* PROBLEM STATEMENT: Extract all of the entries and give them again, word for word.

* DATASET RECORDS:
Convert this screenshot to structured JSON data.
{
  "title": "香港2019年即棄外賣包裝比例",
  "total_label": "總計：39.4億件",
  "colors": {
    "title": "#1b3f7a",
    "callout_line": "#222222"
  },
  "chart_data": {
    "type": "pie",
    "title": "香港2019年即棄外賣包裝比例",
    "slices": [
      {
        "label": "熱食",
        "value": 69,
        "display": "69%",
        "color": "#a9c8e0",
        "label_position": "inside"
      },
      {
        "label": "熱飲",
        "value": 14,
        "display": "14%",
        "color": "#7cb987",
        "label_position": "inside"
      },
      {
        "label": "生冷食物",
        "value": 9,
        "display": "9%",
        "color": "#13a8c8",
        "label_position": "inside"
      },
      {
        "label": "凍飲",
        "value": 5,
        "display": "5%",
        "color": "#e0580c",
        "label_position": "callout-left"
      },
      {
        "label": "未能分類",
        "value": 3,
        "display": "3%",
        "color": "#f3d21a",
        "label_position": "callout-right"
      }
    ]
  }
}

* EXPECTED OUTPUT:
Convert this screenshot to structured JSON data.
{
  "title": "香港2019年即棄外賣包裝比例",
  "total_label": "總計：39.4億件",
  "colors": {
    "title": "#1b3f7a",
    "callout_line": "#222222"
  },
  "chart_data": {
    "type": "pie",
    "title": "香港2019年即棄外賣包裝比例",
    "slices": [
      {
        "label": "熱食",
        "value": 69,
        "display": "69%",
        "color": "#a9c8e0",
        "label_position": "inside"
      },
      {
        "label": "熱飲",
        "value": 14,
        "display": "14%",
        "color": "#7cb987",
        "label_position": "inside"
      },
      {
        "label": "生冷食物",
        "value": 9,
        "display": "9%",
        "color": "#13a8c8",
        "label_position": "inside"
      },
      {
        "label": "凍飲",
        "value": 5,
        "display": "5%",
        "color": "#e0580c",
        "label_position": "callout-left"
      },
      {
        "label": "未能分類",
        "value": 3,
        "display": "3%",
        "color": "#f3d21a",
        "label_position": "callout-right"
      }
    ]
  }
}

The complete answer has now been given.